## GIVEN INSTRUCTION:
Reproduce each line exactly. Skip none.

Records:
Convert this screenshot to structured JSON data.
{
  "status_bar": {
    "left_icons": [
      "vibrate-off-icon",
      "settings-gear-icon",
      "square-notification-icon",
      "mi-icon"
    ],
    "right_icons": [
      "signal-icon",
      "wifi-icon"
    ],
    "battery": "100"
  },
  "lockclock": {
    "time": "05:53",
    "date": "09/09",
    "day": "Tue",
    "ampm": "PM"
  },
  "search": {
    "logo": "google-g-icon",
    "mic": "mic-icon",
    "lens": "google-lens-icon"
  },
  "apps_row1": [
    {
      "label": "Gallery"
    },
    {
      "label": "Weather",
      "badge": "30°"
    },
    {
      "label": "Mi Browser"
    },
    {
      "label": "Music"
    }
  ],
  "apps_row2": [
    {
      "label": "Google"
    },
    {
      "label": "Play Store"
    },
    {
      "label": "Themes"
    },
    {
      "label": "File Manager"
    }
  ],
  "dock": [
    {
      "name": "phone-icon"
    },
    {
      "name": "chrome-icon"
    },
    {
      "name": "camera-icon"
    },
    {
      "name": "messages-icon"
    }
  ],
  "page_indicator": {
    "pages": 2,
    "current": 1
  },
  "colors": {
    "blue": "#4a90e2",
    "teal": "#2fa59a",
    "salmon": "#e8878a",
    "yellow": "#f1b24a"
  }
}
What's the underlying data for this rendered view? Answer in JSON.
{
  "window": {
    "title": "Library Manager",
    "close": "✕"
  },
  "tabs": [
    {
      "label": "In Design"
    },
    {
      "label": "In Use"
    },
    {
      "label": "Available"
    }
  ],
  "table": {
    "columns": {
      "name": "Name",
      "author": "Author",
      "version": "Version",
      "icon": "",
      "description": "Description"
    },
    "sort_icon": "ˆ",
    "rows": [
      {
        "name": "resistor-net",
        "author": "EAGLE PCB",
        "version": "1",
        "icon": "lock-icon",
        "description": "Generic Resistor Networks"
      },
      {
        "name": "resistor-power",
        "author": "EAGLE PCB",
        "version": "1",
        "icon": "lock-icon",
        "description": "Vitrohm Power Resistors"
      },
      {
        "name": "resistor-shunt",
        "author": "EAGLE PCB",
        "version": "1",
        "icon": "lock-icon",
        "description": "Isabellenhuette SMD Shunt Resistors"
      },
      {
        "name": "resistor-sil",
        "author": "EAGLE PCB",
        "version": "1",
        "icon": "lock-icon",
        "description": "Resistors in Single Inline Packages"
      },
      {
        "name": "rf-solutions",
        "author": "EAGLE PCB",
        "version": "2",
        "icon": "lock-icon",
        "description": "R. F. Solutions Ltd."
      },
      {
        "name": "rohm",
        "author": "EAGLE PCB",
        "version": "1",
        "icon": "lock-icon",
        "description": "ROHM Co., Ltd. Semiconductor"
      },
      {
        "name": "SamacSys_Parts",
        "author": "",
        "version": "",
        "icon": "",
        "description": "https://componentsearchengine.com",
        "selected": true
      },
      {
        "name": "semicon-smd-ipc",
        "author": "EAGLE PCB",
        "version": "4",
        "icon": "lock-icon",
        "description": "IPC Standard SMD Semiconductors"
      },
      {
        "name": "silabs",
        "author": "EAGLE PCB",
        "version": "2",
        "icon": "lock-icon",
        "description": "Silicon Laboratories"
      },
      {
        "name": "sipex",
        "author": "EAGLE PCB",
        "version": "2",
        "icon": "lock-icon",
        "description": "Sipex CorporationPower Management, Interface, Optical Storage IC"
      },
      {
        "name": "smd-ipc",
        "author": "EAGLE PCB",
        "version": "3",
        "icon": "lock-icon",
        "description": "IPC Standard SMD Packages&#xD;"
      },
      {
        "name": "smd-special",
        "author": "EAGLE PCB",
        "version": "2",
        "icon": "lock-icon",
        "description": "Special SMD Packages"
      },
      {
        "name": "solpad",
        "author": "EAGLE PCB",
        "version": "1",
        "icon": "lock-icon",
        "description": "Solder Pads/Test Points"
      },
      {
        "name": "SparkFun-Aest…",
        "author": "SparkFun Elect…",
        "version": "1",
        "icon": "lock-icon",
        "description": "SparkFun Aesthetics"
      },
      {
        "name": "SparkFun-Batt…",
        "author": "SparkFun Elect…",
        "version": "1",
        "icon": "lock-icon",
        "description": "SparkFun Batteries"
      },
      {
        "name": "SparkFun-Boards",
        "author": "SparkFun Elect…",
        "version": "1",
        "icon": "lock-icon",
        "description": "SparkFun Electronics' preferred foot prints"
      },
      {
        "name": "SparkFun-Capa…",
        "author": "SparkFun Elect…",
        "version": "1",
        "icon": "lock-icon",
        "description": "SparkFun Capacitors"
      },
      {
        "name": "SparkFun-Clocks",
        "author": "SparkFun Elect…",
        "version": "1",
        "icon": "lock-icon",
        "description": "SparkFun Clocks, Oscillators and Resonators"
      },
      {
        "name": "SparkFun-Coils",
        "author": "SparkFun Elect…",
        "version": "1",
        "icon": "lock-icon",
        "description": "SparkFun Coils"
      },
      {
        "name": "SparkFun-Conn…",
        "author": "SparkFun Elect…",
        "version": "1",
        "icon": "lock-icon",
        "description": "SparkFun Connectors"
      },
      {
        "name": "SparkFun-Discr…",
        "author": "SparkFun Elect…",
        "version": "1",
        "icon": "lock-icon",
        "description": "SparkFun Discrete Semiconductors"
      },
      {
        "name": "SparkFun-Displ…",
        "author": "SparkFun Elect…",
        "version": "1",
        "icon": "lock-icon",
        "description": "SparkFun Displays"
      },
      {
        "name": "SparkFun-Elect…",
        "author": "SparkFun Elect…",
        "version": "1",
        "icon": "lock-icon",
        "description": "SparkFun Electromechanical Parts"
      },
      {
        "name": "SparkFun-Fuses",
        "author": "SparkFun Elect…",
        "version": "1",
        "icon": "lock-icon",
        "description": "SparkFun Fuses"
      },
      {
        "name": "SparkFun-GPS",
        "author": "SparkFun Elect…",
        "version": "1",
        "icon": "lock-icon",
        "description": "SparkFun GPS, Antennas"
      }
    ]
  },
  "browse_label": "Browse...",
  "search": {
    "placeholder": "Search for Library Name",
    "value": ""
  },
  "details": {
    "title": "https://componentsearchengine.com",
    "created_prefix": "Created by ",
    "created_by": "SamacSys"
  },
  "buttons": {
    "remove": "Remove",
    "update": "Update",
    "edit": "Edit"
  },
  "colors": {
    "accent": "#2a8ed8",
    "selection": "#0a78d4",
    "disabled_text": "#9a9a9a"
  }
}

## WRITTEN SOLUTION:
Convert this screenshot to structured JSON data.
{
  "status_bar": {
    "left_icons": [
      "vibrate-off-icon",
      "settings-gear-icon",
      "square-notification-icon",
      "mi-icon"
    ],
    "right_icons": [
      "signal-icon",
      "wifi-icon"
    ],
    "battery": "100"
  },
  "lockclock": {
    "time": "05:53",
    "date": "09/09",
    "day": "Tue",
    "ampm": "PM"
  },
  "search": {
    "logo": "google-g-icon",
    "mic": "mic-icon",
    "lens": "google-lens-icon"
  },
  "apps_row1": [
    {
      "label": "Gallery"
    },
    {
      "label": "Weather",
      "badge": "30°"
    },
    {
      "label": "Mi Browser"
    },
    {
      "label": "Music"
    }
  ],
  "apps_row2": [
    {
      "label": "Google"
    },
    {
      "label": "Play Store"
    },
    {
      "label": "Themes"
    },
    {
      "label": "File Manager"
    }
  ],
  "dock": [
    {
      "name": "phone-icon"
    },
    {
      "name": "chrome-icon"
    },
    {
      "name": "camera-icon"
    },
    {
      "name": "messages-icon"
    }
  ],
  "page_indicator": {
    "pages": 2,
    "current": 1
  },
  "colors": {
    "blue": "#4a90e2",
    "teal": "#2fa59a",
    "salmon": "#e8878a",
    "yellow": "#f1b24a"
  }
}
What's the underlying data for this rendered view? Answer in JSON.
{
  "window": {
    "title": "Library Manager",
    "close": "✕"
  },
  "tabs": [
    {
      "label": "In Design"
    },
    {
      "label": "In Use"
    },
    {
      "label": "Available"
    }
  ],
  "table": {
    "columns": {
      "name": "Name",
      "author": "Author",
      "version": "Version",
      "icon": "",
      "description": "Description"
    },
    "sort_icon": "ˆ",
    "rows": [
      {
        "name": "resistor-net",
        "author": "EAGLE PCB",
        "version": "1",
        "icon": "lock-icon",
        "description": "Generic Resistor Networks"
      },
      {
        "name": "resistor-power",
        "author": "EAGLE PCB",
        "version": "1",
        "icon": "lock-icon",
        "description": "Vitrohm Power Resistors"
      },
      {
        "name": "resistor-shunt",
        "author": "EAGLE PCB",
        "version": "1",
        "icon": "lock-icon",
        "description": "Isabellenhuette SMD Shunt Resistors"
      },
      {
        "name": "resistor-sil",
        "author": "EAGLE PCB",
        "version": "1",
        "icon": "lock-icon",
        "description": "Resistors in Single Inline Packages"
      },
      {
        "name": "rf-solutions",
        "author": "EAGLE PCB",
        "version": "2",
        "icon": "lock-icon",
        "description": "R. F. Solutions Ltd."
      },
      {
        "name": "rohm",
        "author": "EAGLE PCB",
        "version": "1",
        "icon": "lock-icon",
        "description": "ROHM Co., Ltd. Semiconductor"
      },
      {
        "name": "SamacSys_Parts",
        "author": "",
        "version": "",
        "icon": "",
        "description": "https://componentsearchengine.com",
        "selected": true
      },
      {
        "name": "semicon-smd-ipc",
        "author": "EAGLE PCB",
        "version": "4",
        "icon": "lock-icon",
        "description": "IPC Standard SMD Semiconductors"
      },
      {
        "name": "silabs",
        "author": "EAGLE PCB",
        "version": "2",
        "icon": "lock-icon",
        "description": "Silicon Laboratories"
      },
      {
        "name": "sipex",
        "author": "EAGLE PCB",
        "version": "2",
        "icon": "lock-icon",
        "description": "Sipex CorporationPower Management, Interface, Optical Storage IC"
      },
      {
        "name": "smd-ipc",
        "author": "EAGLE PCB",
        "version": "3",
        "icon": "lock-icon",
        "description": "IPC Standard SMD Packages&#xD;"
      },
      {
        "name": "smd-special",
        "author": "EAGLE PCB",
        "version": "2",
        "icon": "lock-icon",
        "description": "Special SMD Packages"
      },
      {
        "name": "solpad",
        "author": "EAGLE PCB",
        "version": "1",
        "icon": "lock-icon",
        "description": "Solder Pads/Test Points"
      },
      {
        "name": "SparkFun-Aest…",
        "author": "SparkFun Elect…",
        "version": "1",
        "icon": "lock-icon",
        "description": "SparkFun Aesthetics"
      },
      {
        "name": "SparkFun-Batt…",
        "author": "SparkFun Elect…",
        "version": "1",
        "icon": "lock-icon",
        "description": "SparkFun Batteries"
      },
      {
        "name": "SparkFun-Boards",
        "author": "SparkFun Elect…",
        "version": "1",
        "icon": "lock-icon",
        "description": "SparkFun Electronics' preferred foot prints"
      },
      {
        "name": "SparkFun-Capa…",
        "author": "SparkFun Elect…",
        "version": "1",
        "icon": "lock-icon",
        "description": "SparkFun Capacitors"
      },
      {
        "name": "SparkFun-Clocks",
        "author": "SparkFun Elect…",
        "version": "1",
        "icon": "lock-icon",
        "description": "SparkFun Clocks, Oscillators and Resonators"
      },
      {
        "name": "SparkFun-Coils",
        "author": "SparkFun Elect…",
        "version": "1",
        "icon": "lock-icon",
        "description": "SparkFun Coils"
      },
      {
        "name": "SparkFun-Conn…",
        "author": "SparkFun Elect…",
        "version": "1",
        "icon": "lock-icon",
        "description": "SparkFun Connectors"
      },
      {
        "name": "SparkFun-Discr…",
        "author": "SparkFun Elect…",
        "version": "1",
        "icon": "lock-icon",
        "description": "SparkFun Discrete Semiconductors"
      },
      {
        "name": "SparkFun-Displ…",
        "author": "SparkFun Elect…",
        "version": "1",
        "icon": "lock-icon",
        "description": "SparkFun Displays"
      },
      {
        "name": "SparkFun-Elect…",
        "author": "SparkFun Elect…",
        "version": "1",
        "icon": "lock-icon",
        "description": "SparkFun Electromechanical Parts"
      },
      {
        "name": "SparkFun-Fuses",
        "author": "SparkFun Elect…",
        "version": "1",
        "icon": "lock-icon",
        "description": "SparkFun Fuses"
      },
      {
        "name": "SparkFun-GPS",
        "author": "SparkFun Elect…",
        "version": "1",
        "icon": "lock-icon",
        "description": "SparkFun GPS, Antennas"
      }
    ]
  },
  "browse_label": "Browse...",
  "search": {
    "placeholder": "Search for Library Name",
    "value": ""
  },
  "details": {
    "title": "https://componentsearchengine.com",
    "created_prefix": "Created by ",
    "created_by": "SamacSys"
  },
  "buttons": {
    "remove": "Remove",
    "update": "Update",
    "edit": "Edit"
  },
  "colors": {
    "accent": "#2a8ed8",
    "selection": "#0a78d4",
    "disabled_text": "#9a9a9a"
  }
}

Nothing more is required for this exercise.